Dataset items

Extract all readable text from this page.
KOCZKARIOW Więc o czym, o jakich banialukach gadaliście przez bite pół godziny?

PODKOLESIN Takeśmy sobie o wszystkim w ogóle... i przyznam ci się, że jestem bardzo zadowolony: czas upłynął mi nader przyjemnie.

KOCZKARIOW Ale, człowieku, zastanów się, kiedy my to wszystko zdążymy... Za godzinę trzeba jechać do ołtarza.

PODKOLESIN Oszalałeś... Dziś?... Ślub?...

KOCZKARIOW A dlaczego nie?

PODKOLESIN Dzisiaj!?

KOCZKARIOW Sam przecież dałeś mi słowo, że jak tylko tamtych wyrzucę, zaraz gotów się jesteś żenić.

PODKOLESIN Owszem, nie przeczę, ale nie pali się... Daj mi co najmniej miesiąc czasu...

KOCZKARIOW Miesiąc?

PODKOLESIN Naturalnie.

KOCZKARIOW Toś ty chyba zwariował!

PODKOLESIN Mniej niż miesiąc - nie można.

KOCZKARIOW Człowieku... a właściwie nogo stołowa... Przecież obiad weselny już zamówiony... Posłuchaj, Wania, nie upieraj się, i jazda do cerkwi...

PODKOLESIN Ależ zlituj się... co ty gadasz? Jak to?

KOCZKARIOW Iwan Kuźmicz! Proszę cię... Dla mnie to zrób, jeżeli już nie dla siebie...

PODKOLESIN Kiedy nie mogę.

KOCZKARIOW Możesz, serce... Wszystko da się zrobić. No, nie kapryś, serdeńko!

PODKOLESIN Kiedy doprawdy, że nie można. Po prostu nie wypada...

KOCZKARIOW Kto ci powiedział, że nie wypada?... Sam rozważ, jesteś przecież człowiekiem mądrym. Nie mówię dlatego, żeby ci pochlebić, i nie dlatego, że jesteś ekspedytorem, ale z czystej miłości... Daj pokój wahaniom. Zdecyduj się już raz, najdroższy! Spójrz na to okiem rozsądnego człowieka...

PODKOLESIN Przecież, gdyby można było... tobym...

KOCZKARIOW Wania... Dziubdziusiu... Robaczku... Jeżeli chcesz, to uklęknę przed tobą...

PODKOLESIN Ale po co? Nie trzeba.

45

--

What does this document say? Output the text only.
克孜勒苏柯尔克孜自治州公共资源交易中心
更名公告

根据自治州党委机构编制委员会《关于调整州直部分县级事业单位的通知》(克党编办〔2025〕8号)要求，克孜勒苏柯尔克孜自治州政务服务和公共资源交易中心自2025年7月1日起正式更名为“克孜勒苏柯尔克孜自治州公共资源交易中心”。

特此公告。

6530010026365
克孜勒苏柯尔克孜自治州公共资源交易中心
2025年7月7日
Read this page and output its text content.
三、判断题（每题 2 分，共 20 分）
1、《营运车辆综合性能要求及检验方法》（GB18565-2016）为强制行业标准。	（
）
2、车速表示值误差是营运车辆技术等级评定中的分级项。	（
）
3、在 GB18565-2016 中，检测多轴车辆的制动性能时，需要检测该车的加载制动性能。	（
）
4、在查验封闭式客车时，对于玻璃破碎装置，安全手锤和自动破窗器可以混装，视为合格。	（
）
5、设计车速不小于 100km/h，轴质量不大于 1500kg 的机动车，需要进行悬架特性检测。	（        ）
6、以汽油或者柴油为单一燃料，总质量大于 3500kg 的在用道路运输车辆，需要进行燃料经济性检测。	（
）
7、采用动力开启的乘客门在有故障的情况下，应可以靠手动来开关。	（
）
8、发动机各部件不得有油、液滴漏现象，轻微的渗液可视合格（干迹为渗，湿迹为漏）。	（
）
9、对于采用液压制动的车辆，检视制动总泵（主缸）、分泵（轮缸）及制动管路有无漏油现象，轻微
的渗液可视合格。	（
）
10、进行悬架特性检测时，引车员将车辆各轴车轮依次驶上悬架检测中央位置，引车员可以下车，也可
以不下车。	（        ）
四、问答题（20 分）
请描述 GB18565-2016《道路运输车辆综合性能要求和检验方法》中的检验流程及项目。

* * *

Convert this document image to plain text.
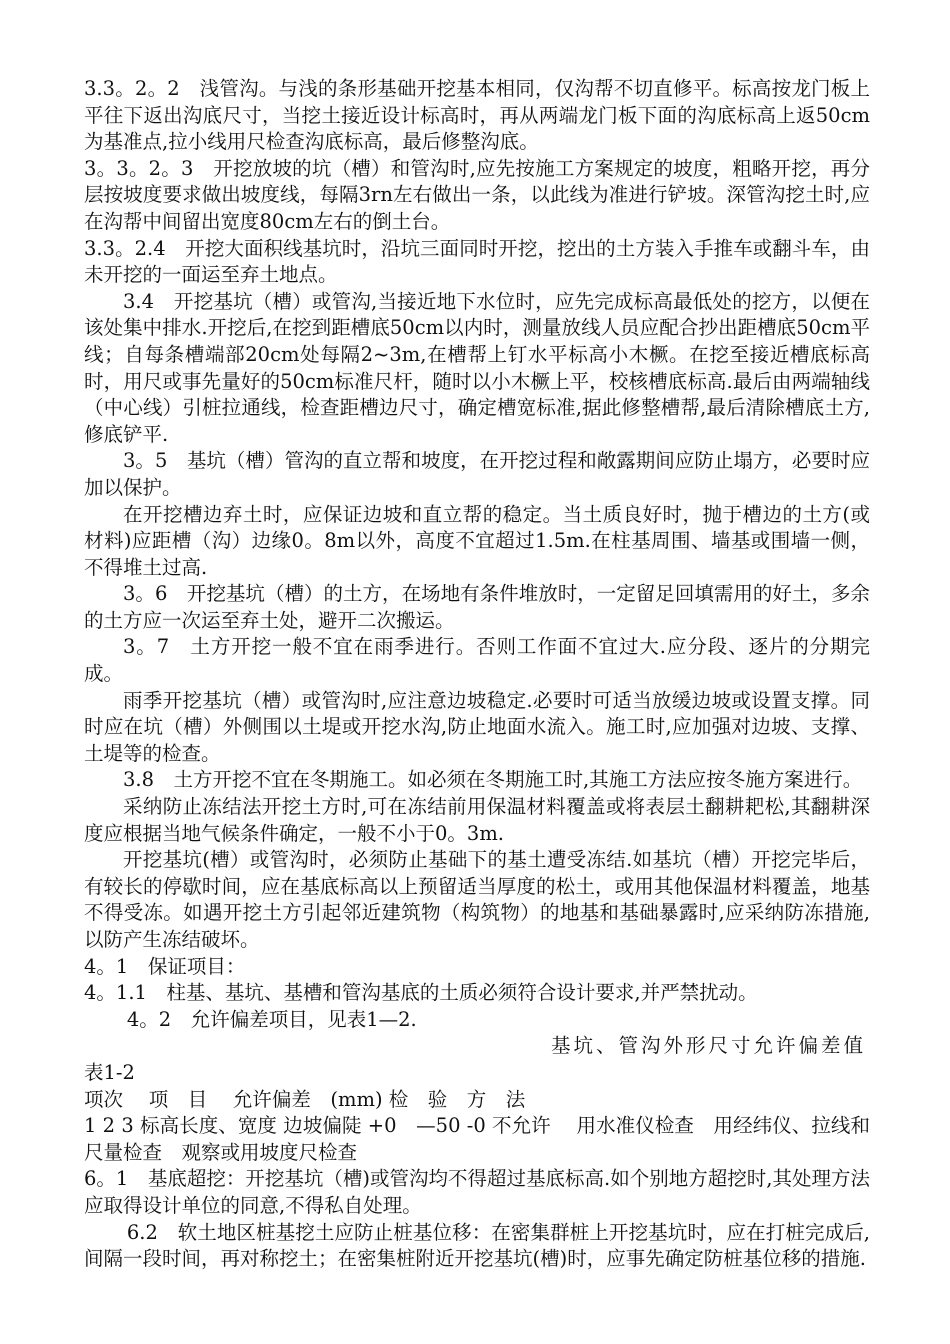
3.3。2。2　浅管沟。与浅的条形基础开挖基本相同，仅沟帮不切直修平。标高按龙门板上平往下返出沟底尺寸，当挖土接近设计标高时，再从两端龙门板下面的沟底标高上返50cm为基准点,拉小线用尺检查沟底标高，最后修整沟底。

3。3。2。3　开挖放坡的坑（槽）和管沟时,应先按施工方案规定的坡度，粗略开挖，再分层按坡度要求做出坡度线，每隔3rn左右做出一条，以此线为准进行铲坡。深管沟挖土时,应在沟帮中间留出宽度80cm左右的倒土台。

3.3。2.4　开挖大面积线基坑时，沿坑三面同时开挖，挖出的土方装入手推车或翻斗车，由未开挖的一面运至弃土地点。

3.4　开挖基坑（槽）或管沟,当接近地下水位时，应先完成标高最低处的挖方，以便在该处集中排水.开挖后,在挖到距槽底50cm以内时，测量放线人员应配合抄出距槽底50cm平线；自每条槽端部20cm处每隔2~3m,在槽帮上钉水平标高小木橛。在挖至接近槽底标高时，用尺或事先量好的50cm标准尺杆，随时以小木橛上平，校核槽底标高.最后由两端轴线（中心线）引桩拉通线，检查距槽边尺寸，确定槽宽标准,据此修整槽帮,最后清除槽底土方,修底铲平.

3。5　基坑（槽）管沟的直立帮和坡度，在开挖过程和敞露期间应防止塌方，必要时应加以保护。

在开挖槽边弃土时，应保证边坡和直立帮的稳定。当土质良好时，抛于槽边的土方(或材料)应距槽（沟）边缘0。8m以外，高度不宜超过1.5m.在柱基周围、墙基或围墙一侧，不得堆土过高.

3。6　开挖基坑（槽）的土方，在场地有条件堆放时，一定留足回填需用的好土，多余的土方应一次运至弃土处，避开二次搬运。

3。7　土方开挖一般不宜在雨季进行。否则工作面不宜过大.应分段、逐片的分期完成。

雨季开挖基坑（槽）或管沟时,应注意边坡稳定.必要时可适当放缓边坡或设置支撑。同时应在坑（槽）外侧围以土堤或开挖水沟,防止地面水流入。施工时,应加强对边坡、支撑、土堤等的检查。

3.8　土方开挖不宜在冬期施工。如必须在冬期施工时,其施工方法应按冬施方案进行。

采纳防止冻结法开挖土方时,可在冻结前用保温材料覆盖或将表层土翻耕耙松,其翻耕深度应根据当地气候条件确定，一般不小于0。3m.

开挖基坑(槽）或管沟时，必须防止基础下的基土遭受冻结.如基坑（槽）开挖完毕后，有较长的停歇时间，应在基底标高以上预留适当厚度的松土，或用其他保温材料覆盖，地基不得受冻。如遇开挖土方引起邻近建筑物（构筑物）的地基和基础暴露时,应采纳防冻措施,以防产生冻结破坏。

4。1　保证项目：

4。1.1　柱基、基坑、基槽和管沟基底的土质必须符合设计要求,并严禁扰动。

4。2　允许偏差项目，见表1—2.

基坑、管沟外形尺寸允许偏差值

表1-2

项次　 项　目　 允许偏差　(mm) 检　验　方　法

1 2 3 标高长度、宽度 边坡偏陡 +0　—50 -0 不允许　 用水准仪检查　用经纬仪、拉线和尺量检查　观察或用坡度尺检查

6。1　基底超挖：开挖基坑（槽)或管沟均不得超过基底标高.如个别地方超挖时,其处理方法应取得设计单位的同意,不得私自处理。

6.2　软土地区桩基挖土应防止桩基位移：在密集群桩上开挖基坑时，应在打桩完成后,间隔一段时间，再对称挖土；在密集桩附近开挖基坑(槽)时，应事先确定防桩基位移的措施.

§ WORK REQUIRED
Extract every line that has the string "text" in it.

§ EXERCISE OUTPUT
Extract all readable text from this page.
What does this document say? Output the text only.
Read this page and output its text content.
Convert this document image to plain text.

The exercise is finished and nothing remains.